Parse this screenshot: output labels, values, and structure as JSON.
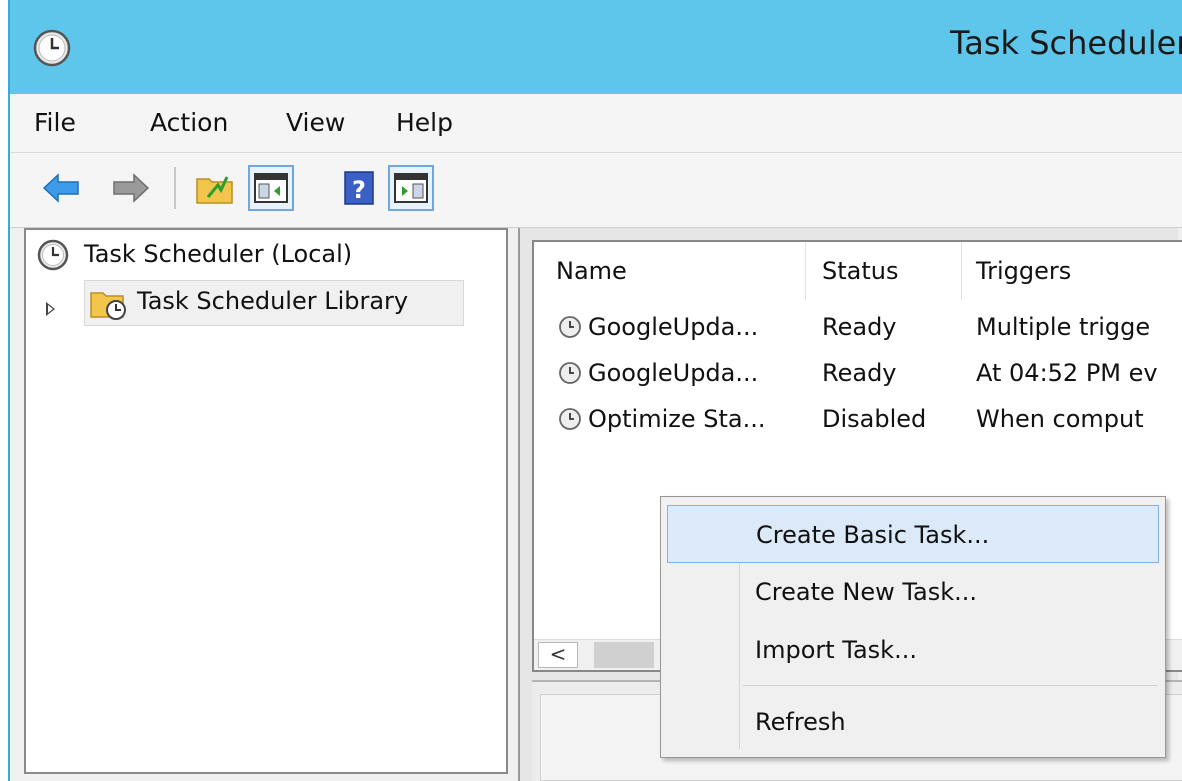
{
  "window": {
    "title": "Task Scheduler"
  },
  "menu": [
    "File",
    "Action",
    "View",
    "Help"
  ],
  "toolbar": {
    "buttons": [
      "back-arrow-icon",
      "forward-arrow-icon",
      "up-folder-icon",
      "show-hide-console-tree-icon",
      "help-icon",
      "show-hide-action-pane-icon"
    ]
  },
  "tree": {
    "root": "Task Scheduler (Local)",
    "child": "Task Scheduler Library"
  },
  "task_list": {
    "columns": [
      "Name",
      "Status",
      "Triggers"
    ],
    "rows": [
      {
        "name": "GoogleUpda...",
        "status": "Ready",
        "triggers": "Multiple trigge"
      },
      {
        "name": "GoogleUpda...",
        "status": "Ready",
        "triggers": "At 04:52 PM ev"
      },
      {
        "name": "Optimize Sta...",
        "status": "Disabled",
        "triggers": "When comput"
      }
    ],
    "scroll_left": "<"
  },
  "context_menu": {
    "items": [
      "Create Basic Task...",
      "Create New Task...",
      "Import Task...",
      "Refresh"
    ]
  },
  "colors": {
    "titlebar": "#5ec6ea",
    "highlight": "#dbe9f8",
    "highlight_border": "#7fb3e6"
  }
}
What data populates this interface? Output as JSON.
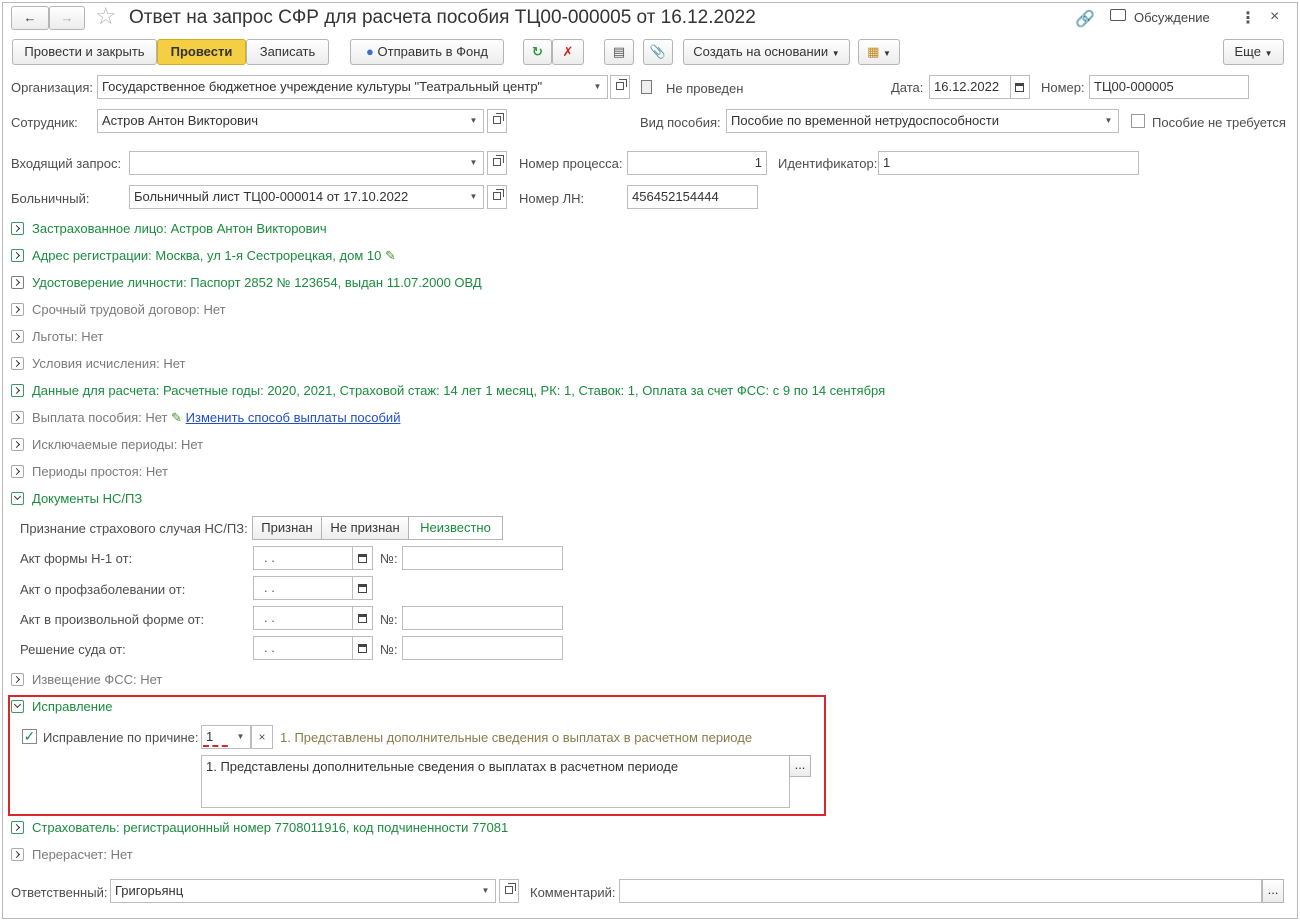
{
  "window": {
    "title": "Ответ на запрос СФР для расчета пособия ТЦ00-000005 от 16.12.2022",
    "discussion_label": "Обсуждение"
  },
  "toolbar": {
    "post_close": "Провести и закрыть",
    "post": "Провести",
    "save": "Записать",
    "send_fund": "Отправить в Фонд",
    "create_based": "Создать на основании",
    "more": "Еще"
  },
  "header": {
    "org_label": "Организация:",
    "org_value": "Государственное бюджетное учреждение культуры \"Театральный центр\"",
    "status": "Не проведен",
    "date_label": "Дата:",
    "date_value": "16.12.2022",
    "number_label": "Номер:",
    "number_value": "ТЦ00-000005",
    "employee_label": "Сотрудник:",
    "employee_value": "Астров Антон Викторович",
    "benefit_type_label": "Вид пособия:",
    "benefit_type_value": "Пособие по временной нетрудоспособности",
    "benefit_not_required": "Пособие не требуется"
  },
  "request": {
    "incoming_label": "Входящий запрос:",
    "incoming_value": "",
    "process_label": "Номер процесса:",
    "process_value": "1",
    "ident_label": "Идентификатор:",
    "ident_value": "1",
    "sick_label": "Больничный:",
    "sick_value": "Больничный лист ТЦ00-000014 от 17.10.2022",
    "ln_label": "Номер ЛН:",
    "ln_value": "456452154444"
  },
  "sections": {
    "insured": "Застрахованное лицо: Астров Антон Викторович",
    "address": "Адрес регистрации: Москва, ул 1-я Сестрорецкая, дом 10",
    "identity": "Удостоверение личности: Паспорт 2852 № 123654, выдан 11.07.2000 ОВД",
    "contract": "Срочный трудовой договор: Нет",
    "benefits": "Льготы: Нет",
    "conditions": "Условия исчисления: Нет",
    "calc_data": "Данные для расчета: Расчетные годы: 2020, 2021, Страховой стаж: 14 лет 1 месяц, РК: 1, Ставок: 1, Оплата за счет ФСС: с 9 по 14 сентября",
    "payment": "Выплата пособия: Нет",
    "payment_link": "Изменить способ выплаты пособий",
    "excluded": "Исключаемые периоды: Нет",
    "downtime": "Периоды простоя: Нет",
    "docs": "Документы НС/ПЗ",
    "notice": "Извещение ФСС: Нет",
    "correction": "Исправление",
    "insurer": "Страхователь: регистрационный номер 7708011916, код подчиненности 77081",
    "recalc": "Перерасчет: Нет"
  },
  "docs": {
    "recognition_label": "Признание страхового случая НС/ПЗ:",
    "seg_yes": "Признан",
    "seg_no": "Не признан",
    "seg_unknown": "Неизвестно",
    "act_n1": "Акт формы Н-1 от:",
    "act_prof": "Акт о профзаболевании от:",
    "act_free": "Акт в произвольной форме от:",
    "court": "Решение суда от:",
    "date_placeholder": " .  .",
    "num_label": "№:"
  },
  "correction": {
    "checkbox_label": "Исправление по причине:",
    "reason_code": "1",
    "reason_text": "1. Представлены дополнительные сведения о выплатах в расчетном периоде",
    "memo": "1. Представлены дополнительные сведения о выплатах в расчетном периоде"
  },
  "footer": {
    "responsible_label": "Ответственный:",
    "responsible_value": "Григорьянц",
    "comment_label": "Комментарий:",
    "comment_value": ""
  },
  "colors": {
    "accent_yellow": "#f5cf43",
    "section_green": "#1a8c3e",
    "link_blue": "#1f4ecb",
    "highlight_red": "#d9282d"
  }
}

GOAL OF THE EXERCISE ▸ From the entries above, collect every line with the string "this" in it.

RESULT OF THE TASK ▸
Parse this screenshot: output labels, values, and structure as JSON.
What data populates this interface? Output as JSON.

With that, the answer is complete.